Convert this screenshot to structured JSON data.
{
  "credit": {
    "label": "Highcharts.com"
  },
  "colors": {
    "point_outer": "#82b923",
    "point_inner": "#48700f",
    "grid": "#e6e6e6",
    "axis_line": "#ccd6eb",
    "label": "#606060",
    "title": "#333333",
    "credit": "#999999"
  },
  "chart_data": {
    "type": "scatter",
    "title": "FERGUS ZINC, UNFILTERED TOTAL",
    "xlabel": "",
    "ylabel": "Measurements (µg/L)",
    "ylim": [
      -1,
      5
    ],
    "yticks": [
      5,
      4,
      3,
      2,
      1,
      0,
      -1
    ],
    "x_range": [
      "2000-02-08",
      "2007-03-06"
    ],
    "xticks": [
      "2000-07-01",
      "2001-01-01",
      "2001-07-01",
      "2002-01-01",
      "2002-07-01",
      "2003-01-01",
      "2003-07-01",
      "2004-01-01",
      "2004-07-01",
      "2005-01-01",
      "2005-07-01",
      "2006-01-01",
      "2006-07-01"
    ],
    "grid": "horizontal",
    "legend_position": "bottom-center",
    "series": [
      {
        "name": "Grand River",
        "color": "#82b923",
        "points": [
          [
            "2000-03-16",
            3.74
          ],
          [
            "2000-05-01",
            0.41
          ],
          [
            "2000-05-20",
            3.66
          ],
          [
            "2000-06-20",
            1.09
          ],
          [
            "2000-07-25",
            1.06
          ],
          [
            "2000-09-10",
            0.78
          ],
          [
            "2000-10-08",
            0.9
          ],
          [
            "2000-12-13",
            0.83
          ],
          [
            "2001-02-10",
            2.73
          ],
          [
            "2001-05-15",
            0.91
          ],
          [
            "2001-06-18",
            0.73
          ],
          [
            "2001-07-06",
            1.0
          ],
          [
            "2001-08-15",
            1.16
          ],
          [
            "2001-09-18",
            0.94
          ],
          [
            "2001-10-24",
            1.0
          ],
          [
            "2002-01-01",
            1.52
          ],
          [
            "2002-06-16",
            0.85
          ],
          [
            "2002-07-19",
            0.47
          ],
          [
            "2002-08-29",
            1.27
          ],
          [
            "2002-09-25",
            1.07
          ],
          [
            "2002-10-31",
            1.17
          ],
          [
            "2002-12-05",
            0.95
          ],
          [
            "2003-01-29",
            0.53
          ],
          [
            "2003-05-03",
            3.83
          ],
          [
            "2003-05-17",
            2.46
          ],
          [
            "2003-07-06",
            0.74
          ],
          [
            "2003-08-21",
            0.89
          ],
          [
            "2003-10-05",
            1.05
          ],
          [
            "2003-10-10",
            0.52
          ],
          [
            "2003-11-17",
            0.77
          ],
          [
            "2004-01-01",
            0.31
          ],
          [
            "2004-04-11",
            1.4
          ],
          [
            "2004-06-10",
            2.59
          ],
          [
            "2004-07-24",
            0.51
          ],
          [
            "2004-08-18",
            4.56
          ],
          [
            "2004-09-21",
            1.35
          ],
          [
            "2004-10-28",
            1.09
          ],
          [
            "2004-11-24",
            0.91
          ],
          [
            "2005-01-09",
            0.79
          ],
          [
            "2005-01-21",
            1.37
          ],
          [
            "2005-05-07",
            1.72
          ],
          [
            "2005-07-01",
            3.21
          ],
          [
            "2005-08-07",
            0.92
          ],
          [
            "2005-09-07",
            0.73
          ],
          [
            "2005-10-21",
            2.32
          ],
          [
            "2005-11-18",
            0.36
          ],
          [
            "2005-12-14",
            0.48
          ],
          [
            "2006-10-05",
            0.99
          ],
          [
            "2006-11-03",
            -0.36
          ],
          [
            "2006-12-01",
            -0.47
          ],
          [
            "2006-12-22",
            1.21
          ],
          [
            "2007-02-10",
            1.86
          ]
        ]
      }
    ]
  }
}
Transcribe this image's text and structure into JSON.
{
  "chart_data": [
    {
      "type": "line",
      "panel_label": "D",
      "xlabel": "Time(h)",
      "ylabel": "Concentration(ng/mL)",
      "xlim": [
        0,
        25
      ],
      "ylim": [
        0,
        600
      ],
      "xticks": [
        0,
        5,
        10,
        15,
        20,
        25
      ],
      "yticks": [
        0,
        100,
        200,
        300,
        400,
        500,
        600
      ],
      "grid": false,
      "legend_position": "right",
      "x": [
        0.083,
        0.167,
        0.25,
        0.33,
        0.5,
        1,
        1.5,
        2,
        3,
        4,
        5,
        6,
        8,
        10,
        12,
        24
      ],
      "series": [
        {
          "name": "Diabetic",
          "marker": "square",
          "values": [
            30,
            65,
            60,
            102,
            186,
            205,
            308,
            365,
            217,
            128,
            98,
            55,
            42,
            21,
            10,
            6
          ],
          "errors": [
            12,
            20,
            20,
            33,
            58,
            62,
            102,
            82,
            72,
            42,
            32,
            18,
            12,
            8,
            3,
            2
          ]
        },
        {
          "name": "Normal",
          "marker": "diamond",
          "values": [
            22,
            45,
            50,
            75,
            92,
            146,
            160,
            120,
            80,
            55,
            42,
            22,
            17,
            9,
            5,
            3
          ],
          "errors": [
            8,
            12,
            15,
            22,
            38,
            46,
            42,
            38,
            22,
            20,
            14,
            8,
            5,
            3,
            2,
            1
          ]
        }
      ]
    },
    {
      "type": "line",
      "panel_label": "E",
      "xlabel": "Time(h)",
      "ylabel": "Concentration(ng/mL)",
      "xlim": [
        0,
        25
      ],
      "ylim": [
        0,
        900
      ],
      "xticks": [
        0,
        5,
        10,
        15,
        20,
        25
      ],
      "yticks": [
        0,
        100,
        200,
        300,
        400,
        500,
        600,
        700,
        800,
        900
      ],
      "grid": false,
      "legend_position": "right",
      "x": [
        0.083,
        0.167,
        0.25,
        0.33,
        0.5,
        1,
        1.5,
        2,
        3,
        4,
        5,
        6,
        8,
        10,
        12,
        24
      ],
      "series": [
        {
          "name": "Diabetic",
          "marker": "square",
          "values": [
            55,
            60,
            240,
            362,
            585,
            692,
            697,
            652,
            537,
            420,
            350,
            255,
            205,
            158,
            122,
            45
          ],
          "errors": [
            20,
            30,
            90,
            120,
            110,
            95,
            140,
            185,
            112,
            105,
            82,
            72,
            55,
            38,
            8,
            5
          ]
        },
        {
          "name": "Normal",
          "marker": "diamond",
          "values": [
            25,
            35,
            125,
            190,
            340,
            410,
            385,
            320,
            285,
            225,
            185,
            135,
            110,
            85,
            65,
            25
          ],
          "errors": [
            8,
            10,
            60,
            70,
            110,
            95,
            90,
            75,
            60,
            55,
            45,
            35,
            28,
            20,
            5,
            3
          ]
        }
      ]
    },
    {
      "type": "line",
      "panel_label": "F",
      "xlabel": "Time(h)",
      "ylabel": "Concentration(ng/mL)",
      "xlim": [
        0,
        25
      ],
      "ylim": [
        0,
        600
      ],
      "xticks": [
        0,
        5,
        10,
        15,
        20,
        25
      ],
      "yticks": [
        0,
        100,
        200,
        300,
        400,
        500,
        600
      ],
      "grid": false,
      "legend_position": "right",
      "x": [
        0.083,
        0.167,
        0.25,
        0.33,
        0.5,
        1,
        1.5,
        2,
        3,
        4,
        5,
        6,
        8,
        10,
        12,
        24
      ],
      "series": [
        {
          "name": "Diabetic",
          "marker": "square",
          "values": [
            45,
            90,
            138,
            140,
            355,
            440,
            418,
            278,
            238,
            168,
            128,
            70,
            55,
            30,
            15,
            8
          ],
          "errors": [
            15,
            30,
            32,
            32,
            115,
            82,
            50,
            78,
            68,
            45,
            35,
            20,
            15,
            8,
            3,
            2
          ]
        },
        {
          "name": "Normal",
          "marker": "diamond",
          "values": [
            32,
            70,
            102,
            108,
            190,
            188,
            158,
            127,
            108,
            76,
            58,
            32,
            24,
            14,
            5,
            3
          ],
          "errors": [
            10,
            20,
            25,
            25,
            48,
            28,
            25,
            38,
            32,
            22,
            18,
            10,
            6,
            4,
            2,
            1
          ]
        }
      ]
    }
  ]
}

┄┄┄┄┄┄┄┄┄┄┄┄┄┄┄┄┄┄┄┄

• [What the exercise asks] Extract every line from the records above that contains the word "JSON".

• [Answer to this task]
Convert this screenshot to structured JSON data.
Transcribe this image's text and structure into JSON.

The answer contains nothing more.